Material for the task

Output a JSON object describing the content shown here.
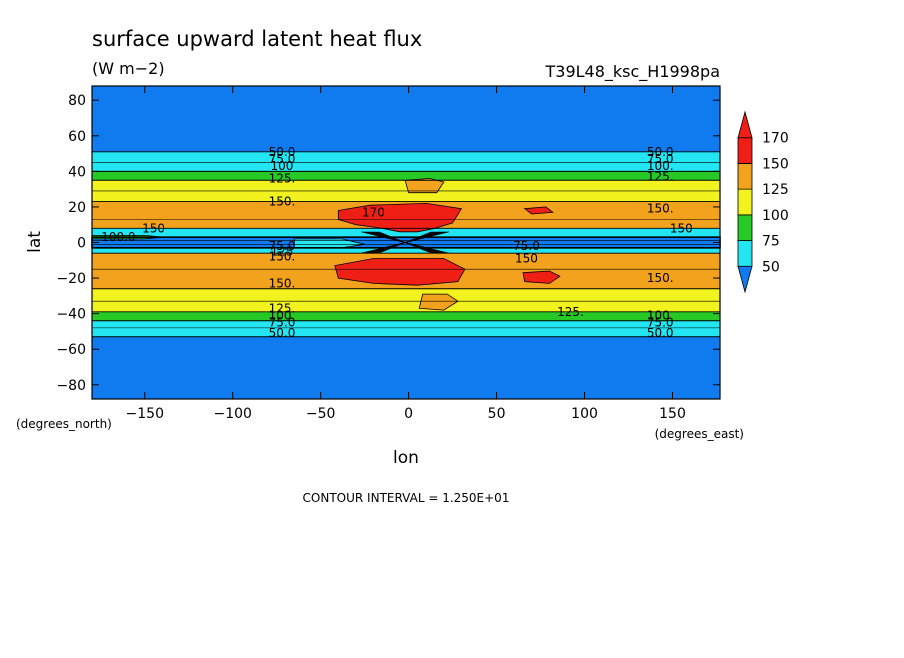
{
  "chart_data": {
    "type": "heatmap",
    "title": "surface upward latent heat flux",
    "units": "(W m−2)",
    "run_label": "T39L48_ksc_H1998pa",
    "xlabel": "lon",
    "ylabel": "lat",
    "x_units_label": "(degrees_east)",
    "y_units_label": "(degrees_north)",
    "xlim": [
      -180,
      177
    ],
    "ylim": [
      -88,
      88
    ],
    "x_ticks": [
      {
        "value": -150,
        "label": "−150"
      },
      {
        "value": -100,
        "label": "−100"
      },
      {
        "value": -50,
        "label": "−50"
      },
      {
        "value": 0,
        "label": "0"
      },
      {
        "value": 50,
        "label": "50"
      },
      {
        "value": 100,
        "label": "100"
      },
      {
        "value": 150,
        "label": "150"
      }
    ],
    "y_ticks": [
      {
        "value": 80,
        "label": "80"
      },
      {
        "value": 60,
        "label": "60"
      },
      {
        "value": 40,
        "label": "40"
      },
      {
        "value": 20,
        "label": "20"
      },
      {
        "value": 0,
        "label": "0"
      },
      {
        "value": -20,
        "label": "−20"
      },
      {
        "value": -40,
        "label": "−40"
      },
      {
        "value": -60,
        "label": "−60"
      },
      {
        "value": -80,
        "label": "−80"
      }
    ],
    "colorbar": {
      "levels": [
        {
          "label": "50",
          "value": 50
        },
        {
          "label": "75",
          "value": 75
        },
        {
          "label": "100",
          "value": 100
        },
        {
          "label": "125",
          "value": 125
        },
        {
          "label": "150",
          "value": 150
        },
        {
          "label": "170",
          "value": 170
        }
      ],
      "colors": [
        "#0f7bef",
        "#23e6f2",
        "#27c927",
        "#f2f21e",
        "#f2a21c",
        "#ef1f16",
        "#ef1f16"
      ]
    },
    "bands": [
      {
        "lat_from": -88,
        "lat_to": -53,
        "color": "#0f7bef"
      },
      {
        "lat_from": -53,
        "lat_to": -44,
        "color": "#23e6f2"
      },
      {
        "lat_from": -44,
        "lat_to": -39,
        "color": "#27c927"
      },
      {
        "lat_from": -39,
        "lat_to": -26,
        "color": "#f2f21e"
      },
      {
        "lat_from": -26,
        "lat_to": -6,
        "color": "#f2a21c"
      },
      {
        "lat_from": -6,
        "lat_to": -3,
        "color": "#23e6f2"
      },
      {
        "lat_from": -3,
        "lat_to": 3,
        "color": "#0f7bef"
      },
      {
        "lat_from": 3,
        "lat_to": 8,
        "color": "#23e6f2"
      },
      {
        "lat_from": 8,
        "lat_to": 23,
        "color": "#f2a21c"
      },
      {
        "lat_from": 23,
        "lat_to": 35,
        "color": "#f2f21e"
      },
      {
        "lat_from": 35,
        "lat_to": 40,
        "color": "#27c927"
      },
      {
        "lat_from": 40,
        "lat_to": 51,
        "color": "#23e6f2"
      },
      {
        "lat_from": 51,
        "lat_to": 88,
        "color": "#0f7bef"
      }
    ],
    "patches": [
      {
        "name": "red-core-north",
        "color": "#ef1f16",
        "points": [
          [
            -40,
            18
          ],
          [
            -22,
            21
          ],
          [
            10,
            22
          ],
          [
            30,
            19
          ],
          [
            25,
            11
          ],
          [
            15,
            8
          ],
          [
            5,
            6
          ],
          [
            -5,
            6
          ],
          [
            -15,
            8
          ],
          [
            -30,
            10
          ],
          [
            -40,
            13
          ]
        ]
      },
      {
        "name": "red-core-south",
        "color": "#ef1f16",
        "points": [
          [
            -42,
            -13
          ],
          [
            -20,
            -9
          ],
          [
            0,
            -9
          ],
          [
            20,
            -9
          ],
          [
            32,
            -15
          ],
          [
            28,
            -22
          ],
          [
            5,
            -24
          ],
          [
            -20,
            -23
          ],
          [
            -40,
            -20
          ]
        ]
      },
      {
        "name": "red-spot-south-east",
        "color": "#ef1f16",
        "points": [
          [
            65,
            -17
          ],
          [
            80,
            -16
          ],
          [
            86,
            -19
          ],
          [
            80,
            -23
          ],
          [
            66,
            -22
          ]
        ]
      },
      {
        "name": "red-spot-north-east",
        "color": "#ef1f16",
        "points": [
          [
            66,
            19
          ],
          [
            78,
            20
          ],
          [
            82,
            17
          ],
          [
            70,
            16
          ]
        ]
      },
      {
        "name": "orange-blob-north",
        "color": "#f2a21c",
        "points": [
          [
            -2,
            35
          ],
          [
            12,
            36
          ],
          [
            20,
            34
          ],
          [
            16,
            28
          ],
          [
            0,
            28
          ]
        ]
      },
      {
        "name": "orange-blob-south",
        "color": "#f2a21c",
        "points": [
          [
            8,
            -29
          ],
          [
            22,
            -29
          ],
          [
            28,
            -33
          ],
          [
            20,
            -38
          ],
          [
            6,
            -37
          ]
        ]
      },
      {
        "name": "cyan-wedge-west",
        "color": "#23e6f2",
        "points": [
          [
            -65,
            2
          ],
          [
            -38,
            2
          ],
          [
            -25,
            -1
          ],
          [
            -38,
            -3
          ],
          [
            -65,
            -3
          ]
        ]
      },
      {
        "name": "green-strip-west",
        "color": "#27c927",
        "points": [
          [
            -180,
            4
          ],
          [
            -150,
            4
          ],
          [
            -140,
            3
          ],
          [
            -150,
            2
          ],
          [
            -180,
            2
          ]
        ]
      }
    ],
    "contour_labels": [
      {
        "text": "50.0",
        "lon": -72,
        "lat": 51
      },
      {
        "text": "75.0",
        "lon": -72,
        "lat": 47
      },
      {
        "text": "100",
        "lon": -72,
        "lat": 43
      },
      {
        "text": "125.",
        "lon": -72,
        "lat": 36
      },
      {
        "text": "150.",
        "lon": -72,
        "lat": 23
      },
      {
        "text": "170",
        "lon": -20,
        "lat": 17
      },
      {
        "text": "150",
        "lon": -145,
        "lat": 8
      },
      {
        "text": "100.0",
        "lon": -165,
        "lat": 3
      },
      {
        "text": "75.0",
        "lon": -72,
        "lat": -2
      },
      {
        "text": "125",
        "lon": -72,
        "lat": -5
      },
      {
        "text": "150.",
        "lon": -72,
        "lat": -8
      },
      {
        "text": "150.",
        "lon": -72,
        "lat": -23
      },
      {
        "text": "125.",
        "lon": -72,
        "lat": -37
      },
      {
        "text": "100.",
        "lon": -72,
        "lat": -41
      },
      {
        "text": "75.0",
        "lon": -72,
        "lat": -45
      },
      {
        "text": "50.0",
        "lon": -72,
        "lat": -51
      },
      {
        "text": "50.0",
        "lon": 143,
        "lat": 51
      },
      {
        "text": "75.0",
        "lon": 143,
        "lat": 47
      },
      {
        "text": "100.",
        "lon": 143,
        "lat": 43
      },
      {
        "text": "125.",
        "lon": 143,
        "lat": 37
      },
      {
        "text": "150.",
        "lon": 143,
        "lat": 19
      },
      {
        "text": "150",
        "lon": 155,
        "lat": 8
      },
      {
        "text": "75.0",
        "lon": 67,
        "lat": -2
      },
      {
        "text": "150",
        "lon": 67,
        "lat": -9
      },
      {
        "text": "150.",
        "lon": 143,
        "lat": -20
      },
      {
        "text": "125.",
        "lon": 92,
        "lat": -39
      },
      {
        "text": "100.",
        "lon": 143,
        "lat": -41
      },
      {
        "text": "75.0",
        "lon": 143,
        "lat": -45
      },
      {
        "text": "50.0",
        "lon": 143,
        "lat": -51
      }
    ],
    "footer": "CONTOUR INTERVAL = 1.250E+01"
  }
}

The problem
Write out every entry again word for word, without any of the pictures.

Correct answer
Output a JSON object describing the content shown here.
{
  "chart_data": {
    "type": "heatmap",
    "title": "surface upward latent heat flux",
    "units": "(W m−2)",
    "run_label": "T39L48_ksc_H1998pa",
    "xlabel": "lon",
    "ylabel": "lat",
    "x_units_label": "(degrees_east)",
    "y_units_label": "(degrees_north)",
    "xlim": [
      -180,
      177
    ],
    "ylim": [
      -88,
      88
    ],
    "x_ticks": [
      {
        "value": -150,
        "label": "−150"
      },
      {
        "value": -100,
        "label": "−100"
      },
      {
        "value": -50,
        "label": "−50"
      },
      {
        "value": 0,
        "label": "0"
      },
      {
        "value": 50,
        "label": "50"
      },
      {
        "value": 100,
        "label": "100"
      },
      {
        "value": 150,
        "label": "150"
      }
    ],
    "y_ticks": [
      {
        "value": 80,
        "label": "80"
      },
      {
        "value": 60,
        "label": "60"
      },
      {
        "value": 40,
        "label": "40"
      },
      {
        "value": 20,
        "label": "20"
      },
      {
        "value": 0,
        "label": "0"
      },
      {
        "value": -20,
        "label": "−20"
      },
      {
        "value": -40,
        "label": "−40"
      },
      {
        "value": -60,
        "label": "−60"
      },
      {
        "value": -80,
        "label": "−80"
      }
    ],
    "colorbar": {
      "levels": [
        {
          "label": "50",
          "value": 50
        },
        {
          "label": "75",
          "value": 75
        },
        {
          "label": "100",
          "value": 100
        },
        {
          "label": "125",
          "value": 125
        },
        {
          "label": "150",
          "value": 150
        },
        {
          "label": "170",
          "value": 170
        }
      ],
      "colors": [
        "#0f7bef",
        "#23e6f2",
        "#27c927",
        "#f2f21e",
        "#f2a21c",
        "#ef1f16",
        "#ef1f16"
      ]
    },
    "bands": [
      {
        "lat_from": -88,
        "lat_to": -53,
        "color": "#0f7bef"
      },
      {
        "lat_from": -53,
        "lat_to": -44,
        "color": "#23e6f2"
      },
      {
        "lat_from": -44,
        "lat_to": -39,
        "color": "#27c927"
      },
      {
        "lat_from": -39,
        "lat_to": -26,
        "color": "#f2f21e"
      },
      {
        "lat_from": -26,
        "lat_to": -6,
        "color": "#f2a21c"
      },
      {
        "lat_from": -6,
        "lat_to": -3,
        "color": "#23e6f2"
      },
      {
        "lat_from": -3,
        "lat_to": 3,
        "color": "#0f7bef"
      },
      {
        "lat_from": 3,
        "lat_to": 8,
        "color": "#23e6f2"
      },
      {
        "lat_from": 8,
        "lat_to": 23,
        "color": "#f2a21c"
      },
      {
        "lat_from": 23,
        "lat_to": 35,
        "color": "#f2f21e"
      },
      {
        "lat_from": 35,
        "lat_to": 40,
        "color": "#27c927"
      },
      {
        "lat_from": 40,
        "lat_to": 51,
        "color": "#23e6f2"
      },
      {
        "lat_from": 51,
        "lat_to": 88,
        "color": "#0f7bef"
      }
    ],
    "patches": [
      {
        "name": "red-core-north",
        "color": "#ef1f16",
        "points": [
          [
            -40,
            18
          ],
          [
            -22,
            21
          ],
          [
            10,
            22
          ],
          [
            30,
            19
          ],
          [
            25,
            11
          ],
          [
            15,
            8
          ],
          [
            5,
            6
          ],
          [
            -5,
            6
          ],
          [
            -15,
            8
          ],
          [
            -30,
            10
          ],
          [
            -40,
            13
          ]
        ]
      },
      {
        "name": "red-core-south",
        "color": "#ef1f16",
        "points": [
          [
            -42,
            -13
          ],
          [
            -20,
            -9
          ],
          [
            0,
            -9
          ],
          [
            20,
            -9
          ],
          [
            32,
            -15
          ],
          [
            28,
            -22
          ],
          [
            5,
            -24
          ],
          [
            -20,
            -23
          ],
          [
            -40,
            -20
          ]
        ]
      },
      {
        "name": "red-spot-south-east",
        "color": "#ef1f16",
        "points": [
          [
            65,
            -17
          ],
          [
            80,
            -16
          ],
          [
            86,
            -19
          ],
          [
            80,
            -23
          ],
          [
            66,
            -22
          ]
        ]
      },
      {
        "name": "red-spot-north-east",
        "color": "#ef1f16",
        "points": [
          [
            66,
            19
          ],
          [
            78,
            20
          ],
          [
            82,
            17
          ],
          [
            70,
            16
          ]
        ]
      },
      {
        "name": "orange-blob-north",
        "color": "#f2a21c",
        "points": [
          [
            -2,
            35
          ],
          [
            12,
            36
          ],
          [
            20,
            34
          ],
          [
            16,
            28
          ],
          [
            0,
            28
          ]
        ]
      },
      {
        "name": "orange-blob-south",
        "color": "#f2a21c",
        "points": [
          [
            8,
            -29
          ],
          [
            22,
            -29
          ],
          [
            28,
            -33
          ],
          [
            20,
            -38
          ],
          [
            6,
            -37
          ]
        ]
      },
      {
        "name": "cyan-wedge-west",
        "color": "#23e6f2",
        "points": [
          [
            -65,
            2
          ],
          [
            -38,
            2
          ],
          [
            -25,
            -1
          ],
          [
            -38,
            -3
          ],
          [
            -65,
            -3
          ]
        ]
      },
      {
        "name": "green-strip-west",
        "color": "#27c927",
        "points": [
          [
            -180,
            4
          ],
          [
            -150,
            4
          ],
          [
            -140,
            3
          ],
          [
            -150,
            2
          ],
          [
            -180,
            2
          ]
        ]
      }
    ],
    "contour_labels": [
      {
        "text": "50.0",
        "lon": -72,
        "lat": 51
      },
      {
        "text": "75.0",
        "lon": -72,
        "lat": 47
      },
      {
        "text": "100",
        "lon": -72,
        "lat": 43
      },
      {
        "text": "125.",
        "lon": -72,
        "lat": 36
      },
      {
        "text": "150.",
        "lon": -72,
        "lat": 23
      },
      {
        "text": "170",
        "lon": -20,
        "lat": 17
      },
      {
        "text": "150",
        "lon": -145,
        "lat": 8
      },
      {
        "text": "100.0",
        "lon": -165,
        "lat": 3
      },
      {
        "text": "75.0",
        "lon": -72,
        "lat": -2
      },
      {
        "text": "125",
        "lon": -72,
        "lat": -5
      },
      {
        "text": "150.",
        "lon": -72,
        "lat": -8
      },
      {
        "text": "150.",
        "lon": -72,
        "lat": -23
      },
      {
        "text": "125.",
        "lon": -72,
        "lat": -37
      },
      {
        "text": "100.",
        "lon": -72,
        "lat": -41
      },
      {
        "text": "75.0",
        "lon": -72,
        "lat": -45
      },
      {
        "text": "50.0",
        "lon": -72,
        "lat": -51
      },
      {
        "text": "50.0",
        "lon": 143,
        "lat": 51
      },
      {
        "text": "75.0",
        "lon": 143,
        "lat": 47
      },
      {
        "text": "100.",
        "lon": 143,
        "lat": 43
      },
      {
        "text": "125.",
        "lon": 143,
        "lat": 37
      },
      {
        "text": "150.",
        "lon": 143,
        "lat": 19
      },
      {
        "text": "150",
        "lon": 155,
        "lat": 8
      },
      {
        "text": "75.0",
        "lon": 67,
        "lat": -2
      },
      {
        "text": "150",
        "lon": 67,
        "lat": -9
      },
      {
        "text": "150.",
        "lon": 143,
        "lat": -20
      },
      {
        "text": "125.",
        "lon": 92,
        "lat": -39
      },
      {
        "text": "100.",
        "lon": 143,
        "lat": -41
      },
      {
        "text": "75.0",
        "lon": 143,
        "lat": -45
      },
      {
        "text": "50.0",
        "lon": 143,
        "lat": -51
      }
    ],
    "footer": "CONTOUR INTERVAL = 1.250E+01"
  }
}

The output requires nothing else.